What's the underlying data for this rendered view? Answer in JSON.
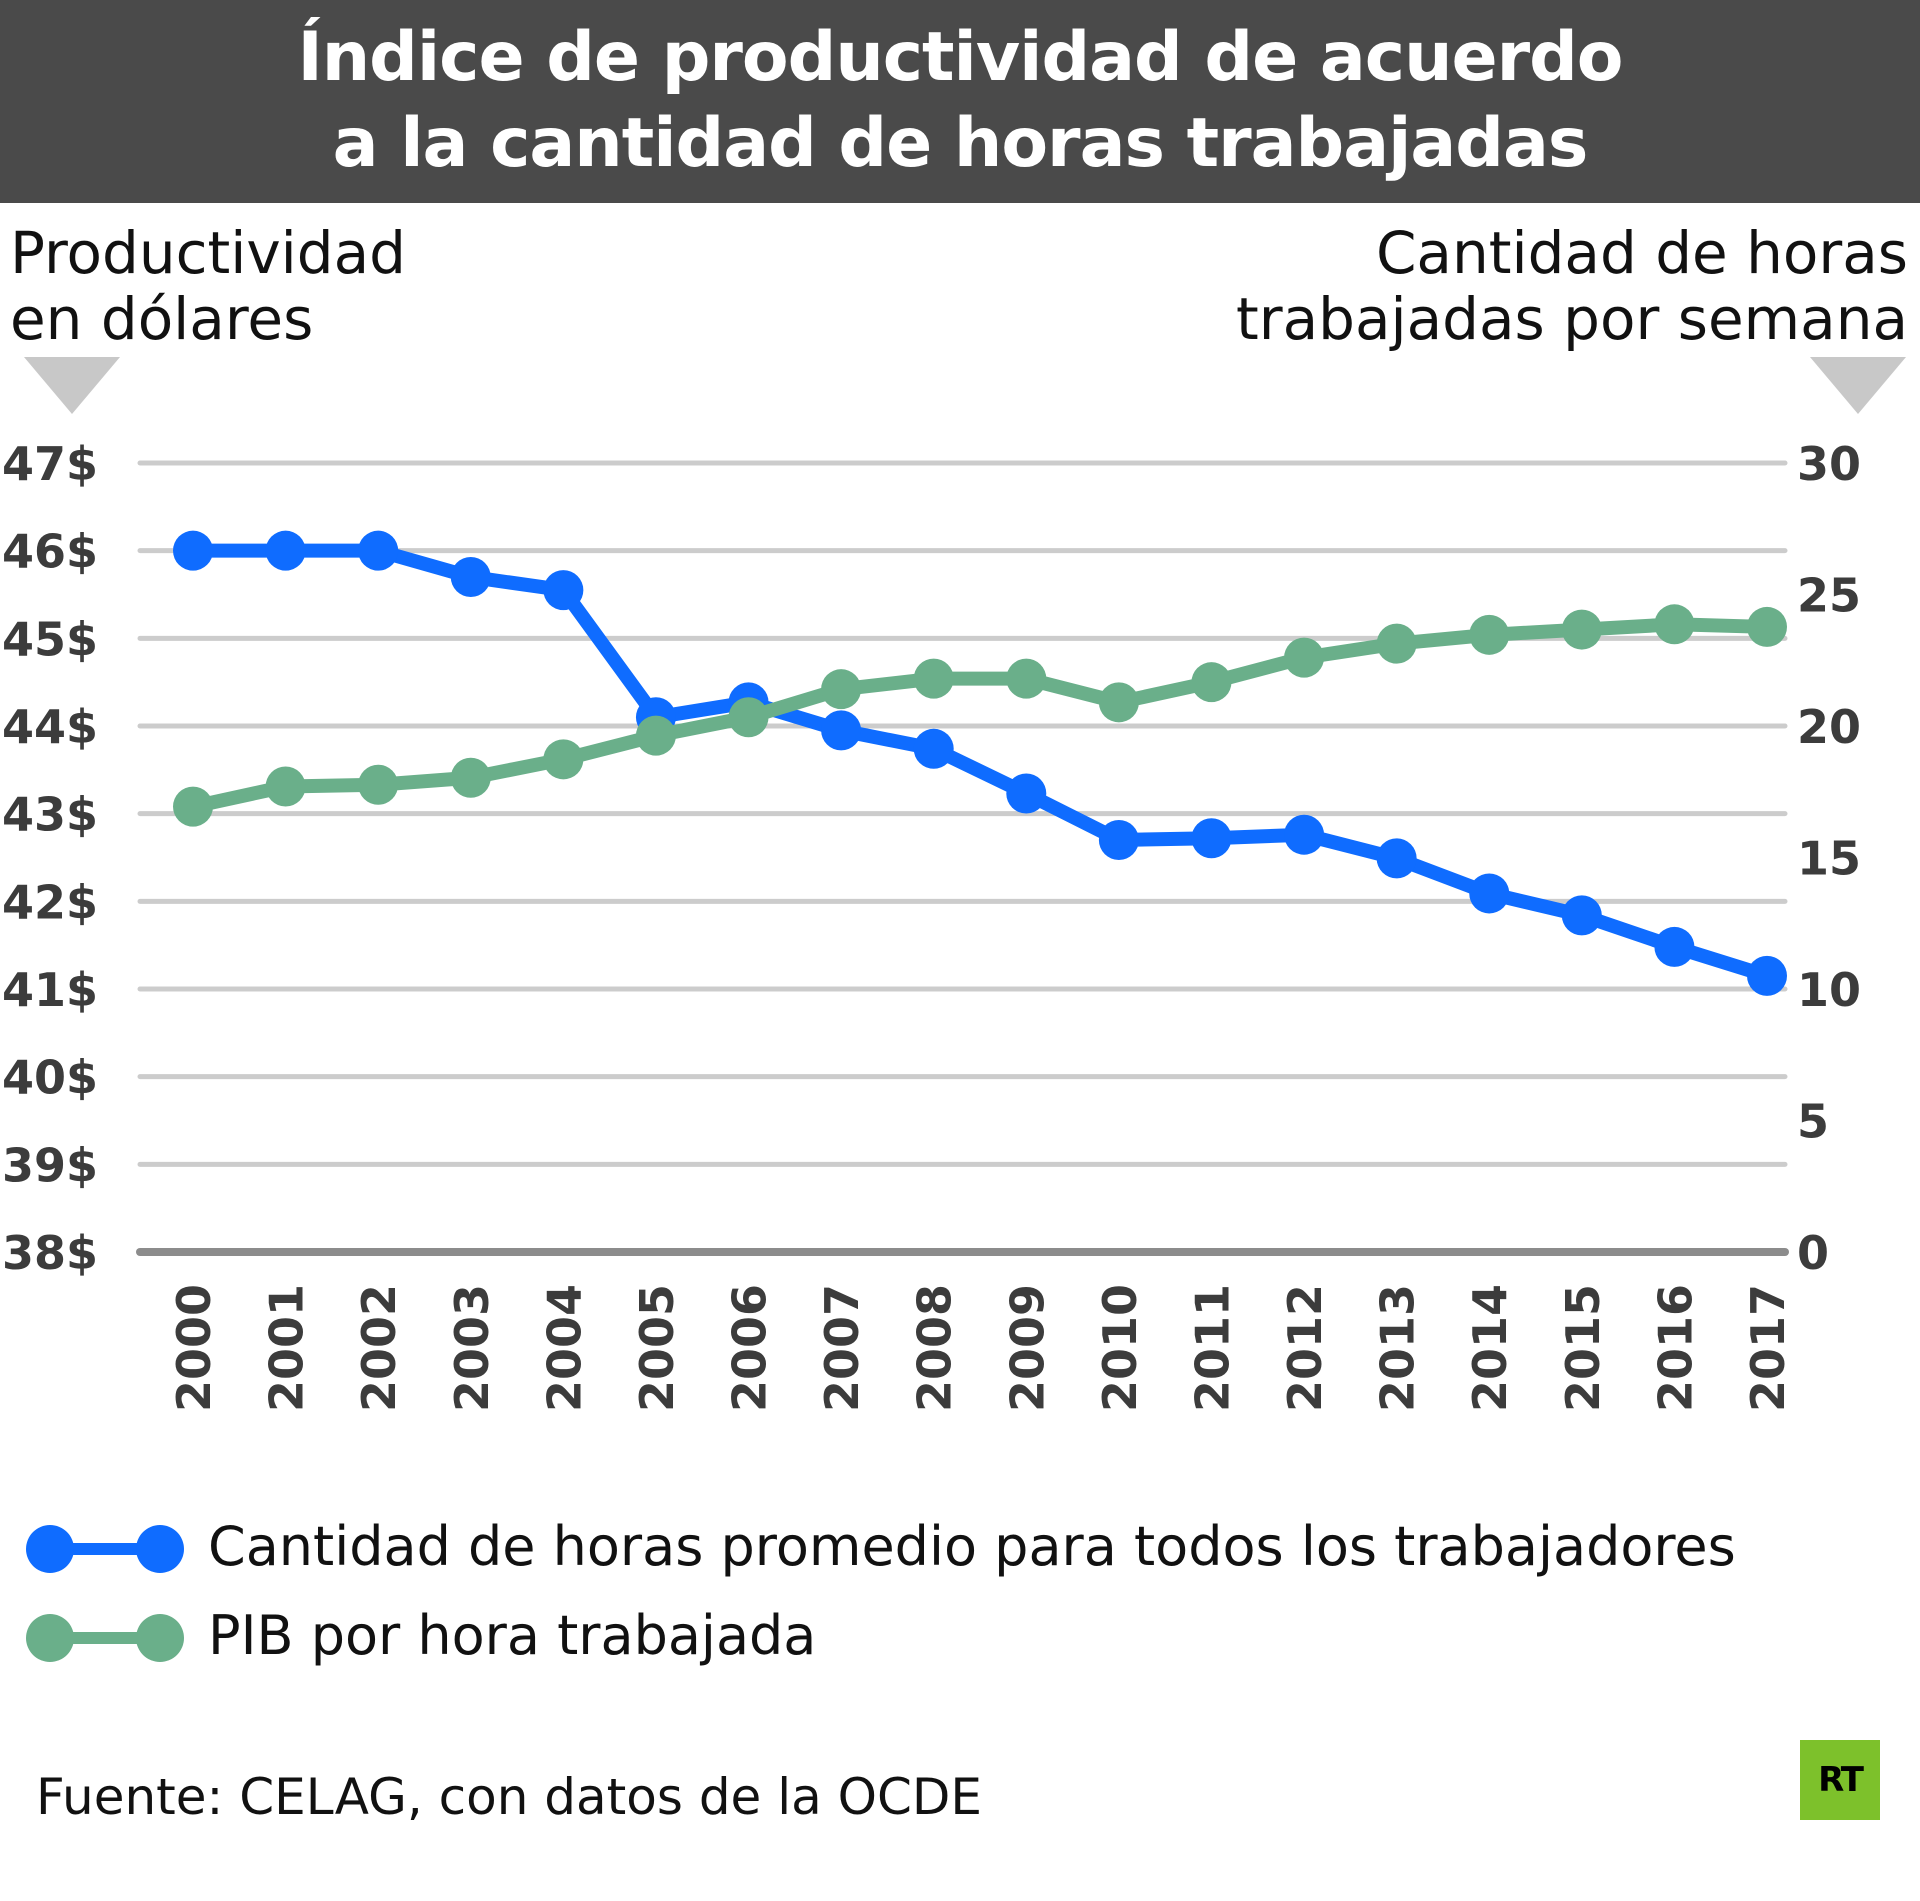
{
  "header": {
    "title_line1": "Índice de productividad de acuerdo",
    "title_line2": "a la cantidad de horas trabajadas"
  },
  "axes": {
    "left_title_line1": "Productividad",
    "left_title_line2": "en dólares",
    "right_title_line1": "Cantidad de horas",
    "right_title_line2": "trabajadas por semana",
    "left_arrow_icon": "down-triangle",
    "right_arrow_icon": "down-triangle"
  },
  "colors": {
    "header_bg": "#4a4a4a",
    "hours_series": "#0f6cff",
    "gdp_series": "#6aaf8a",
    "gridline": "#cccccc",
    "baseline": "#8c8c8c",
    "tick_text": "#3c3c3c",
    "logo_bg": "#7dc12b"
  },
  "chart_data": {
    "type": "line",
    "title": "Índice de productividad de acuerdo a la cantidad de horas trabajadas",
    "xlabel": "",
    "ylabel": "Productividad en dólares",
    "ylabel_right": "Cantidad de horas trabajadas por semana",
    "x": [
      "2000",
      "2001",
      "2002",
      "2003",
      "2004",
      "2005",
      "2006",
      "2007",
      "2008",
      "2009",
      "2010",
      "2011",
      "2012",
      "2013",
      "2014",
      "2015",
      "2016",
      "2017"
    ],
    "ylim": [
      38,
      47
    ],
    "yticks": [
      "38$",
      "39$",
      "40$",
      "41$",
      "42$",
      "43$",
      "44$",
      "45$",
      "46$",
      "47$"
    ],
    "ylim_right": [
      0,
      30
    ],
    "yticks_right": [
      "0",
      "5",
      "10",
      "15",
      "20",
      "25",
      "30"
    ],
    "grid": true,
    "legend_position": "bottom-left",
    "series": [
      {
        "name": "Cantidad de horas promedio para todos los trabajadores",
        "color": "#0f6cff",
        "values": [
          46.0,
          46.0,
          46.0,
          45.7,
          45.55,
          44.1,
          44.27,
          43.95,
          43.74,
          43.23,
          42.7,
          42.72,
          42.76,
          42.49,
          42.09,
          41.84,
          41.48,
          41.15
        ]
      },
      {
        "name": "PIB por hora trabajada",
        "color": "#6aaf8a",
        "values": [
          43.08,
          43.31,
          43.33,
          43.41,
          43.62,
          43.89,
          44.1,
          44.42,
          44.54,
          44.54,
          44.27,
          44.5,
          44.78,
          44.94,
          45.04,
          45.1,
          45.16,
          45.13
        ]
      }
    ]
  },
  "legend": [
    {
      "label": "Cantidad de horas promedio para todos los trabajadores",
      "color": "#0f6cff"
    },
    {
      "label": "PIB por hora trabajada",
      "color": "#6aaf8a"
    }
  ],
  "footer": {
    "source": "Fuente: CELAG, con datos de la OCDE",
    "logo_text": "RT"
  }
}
+---+
- _WRITTEN PROBLEM_
All of the lines above should be printed exactly, minus the pictures.

- _COMPLETED TASK_
What's the underlying data for this rendered view? Answer in JSON.
{
  "header": {
    "title_line1": "Índice de productividad de acuerdo",
    "title_line2": "a la cantidad de horas trabajadas"
  },
  "axes": {
    "left_title_line1": "Productividad",
    "left_title_line2": "en dólares",
    "right_title_line1": "Cantidad de horas",
    "right_title_line2": "trabajadas por semana",
    "left_arrow_icon": "down-triangle",
    "right_arrow_icon": "down-triangle"
  },
  "colors": {
    "header_bg": "#4a4a4a",
    "hours_series": "#0f6cff",
    "gdp_series": "#6aaf8a",
    "gridline": "#cccccc",
    "baseline": "#8c8c8c",
    "tick_text": "#3c3c3c",
    "logo_bg": "#7dc12b"
  },
  "chart_data": {
    "type": "line",
    "title": "Índice de productividad de acuerdo a la cantidad de horas trabajadas",
    "xlabel": "",
    "ylabel": "Productividad en dólares",
    "ylabel_right": "Cantidad de horas trabajadas por semana",
    "x": [
      "2000",
      "2001",
      "2002",
      "2003",
      "2004",
      "2005",
      "2006",
      "2007",
      "2008",
      "2009",
      "2010",
      "2011",
      "2012",
      "2013",
      "2014",
      "2015",
      "2016",
      "2017"
    ],
    "ylim": [
      38,
      47
    ],
    "yticks": [
      "38$",
      "39$",
      "40$",
      "41$",
      "42$",
      "43$",
      "44$",
      "45$",
      "46$",
      "47$"
    ],
    "ylim_right": [
      0,
      30
    ],
    "yticks_right": [
      "0",
      "5",
      "10",
      "15",
      "20",
      "25",
      "30"
    ],
    "grid": true,
    "legend_position": "bottom-left",
    "series": [
      {
        "name": "Cantidad de horas promedio para todos los trabajadores",
        "color": "#0f6cff",
        "values": [
          46.0,
          46.0,
          46.0,
          45.7,
          45.55,
          44.1,
          44.27,
          43.95,
          43.74,
          43.23,
          42.7,
          42.72,
          42.76,
          42.49,
          42.09,
          41.84,
          41.48,
          41.15
        ]
      },
      {
        "name": "PIB por hora trabajada",
        "color": "#6aaf8a",
        "values": [
          43.08,
          43.31,
          43.33,
          43.41,
          43.62,
          43.89,
          44.1,
          44.42,
          44.54,
          44.54,
          44.27,
          44.5,
          44.78,
          44.94,
          45.04,
          45.1,
          45.16,
          45.13
        ]
      }
    ]
  },
  "legend": [
    {
      "label": "Cantidad de horas promedio para todos los trabajadores",
      "color": "#0f6cff"
    },
    {
      "label": "PIB por hora trabajada",
      "color": "#6aaf8a"
    }
  ],
  "footer": {
    "source": "Fuente: CELAG, con datos de la OCDE",
    "logo_text": "RT"
  }
}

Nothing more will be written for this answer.